**EXERCISE:**
Repeat the data word for word. Do not include the pictures.

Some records
>>>
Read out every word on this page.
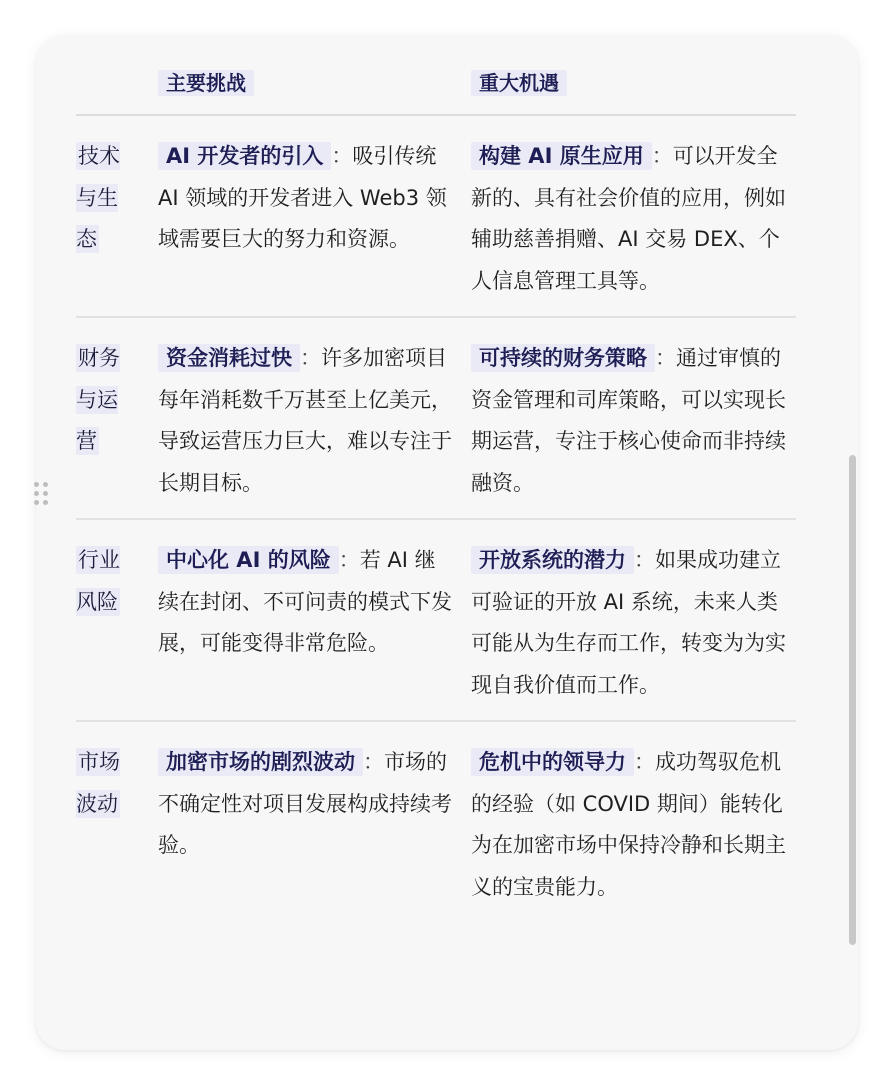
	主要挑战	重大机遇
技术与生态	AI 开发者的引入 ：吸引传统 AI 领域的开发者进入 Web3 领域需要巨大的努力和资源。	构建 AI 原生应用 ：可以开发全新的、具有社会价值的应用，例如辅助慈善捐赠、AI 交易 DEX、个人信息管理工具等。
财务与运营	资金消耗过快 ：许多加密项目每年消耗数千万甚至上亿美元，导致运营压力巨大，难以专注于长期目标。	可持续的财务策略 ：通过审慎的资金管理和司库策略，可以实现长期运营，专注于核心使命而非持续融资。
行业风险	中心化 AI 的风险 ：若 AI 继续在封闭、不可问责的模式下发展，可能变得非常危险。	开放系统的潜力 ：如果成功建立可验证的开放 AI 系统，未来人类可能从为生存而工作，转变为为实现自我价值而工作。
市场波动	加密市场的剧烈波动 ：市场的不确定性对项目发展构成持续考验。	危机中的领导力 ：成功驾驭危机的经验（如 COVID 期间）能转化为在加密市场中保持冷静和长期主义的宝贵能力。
<<<
**WRITTEN REPLY:**
Read out every word on this page.
	主要挑战	重大机遇
技术与生态	AI 开发者的引入 ：吸引传统 AI 领域的开发者进入 Web3 领域需要巨大的努力和资源。	构建 AI 原生应用 ：可以开发全新的、具有社会价值的应用，例如辅助慈善捐赠、AI 交易 DEX、个人信息管理工具等。
财务与运营	资金消耗过快 ：许多加密项目每年消耗数千万甚至上亿美元，导致运营压力巨大，难以专注于长期目标。	可持续的财务策略 ：通过审慎的资金管理和司库策略，可以实现长期运营，专注于核心使命而非持续融资。
行业风险	中心化 AI 的风险 ：若 AI 继续在封闭、不可问责的模式下发展，可能变得非常危险。	开放系统的潜力 ：如果成功建立可验证的开放 AI 系统，未来人类可能从为生存而工作，转变为为实现自我价值而工作。
市场波动	加密市场的剧烈波动 ：市场的不确定性对项目发展构成持续考验。	危机中的领导力 ：成功驾驭危机的经验（如 COVID 期间）能转化为在加密市场中保持冷静和长期主义的宝贵能力。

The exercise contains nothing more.